DOCUMENT SECTION →
###

When I went to my first meeting, the average age of the club members had to be at least 60, maybe older. I felt out of place, given my lack of experience with antique machinery, as well as the fact that I was 30 to 40 years younger than most of the members. However, they quickly welcomed me, and as I learned more about antique farm machinery, my fascination grew.
One afternoon in July, I got a phone call from one of the club members.
Robin, this is Duane Larson. We're going to go up to Alco Cox’s farm and cut wheat with a wheat binder, and then we're going to shock it. His annual wheat threshing party is coming up.
Duane was an unusual character among the antique engine and tractor club members. He was from the Midwest and had a pronounced accent. More notably, he held a PhD in nuclear physics and worked at Oak Ridge National Laboratories.
He was also one of the nicest and most generous club members that I had met.
“Of course,” I said, flattered by the invitation.
Unlike most of the club members who farmed part-time or just liked antique machinery, Alco Cox was a full-time farmer.
When I knew him, he was probably in his mid to late 50s. He didn't smile much; he didn't say much. When you talked to him, he always had a very direct answer. He also chewed the biggest wad of tobacco that I had ever seen - it looked like he had a golf ball in his cheek.
It seemed like Alco always wore the same blue button-up shirts and work pants. He drove an early 90s three-quarter ton Dodge diesel.

###

INFORMATION SUPPLIED →
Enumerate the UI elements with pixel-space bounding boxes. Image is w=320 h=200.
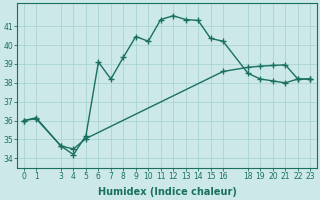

###

SHORT TASK 1 → Please list every person named in the passage about the antique machinery club.
SHORT TASK 2 → In the passage about the antique machinery club, what field did Duane Larson hold a PhD in?

FULL SOLUTION 1 →
Robin
Duane Larson
Alco Cox

FULL SOLUTION 2 → Nuclear physics.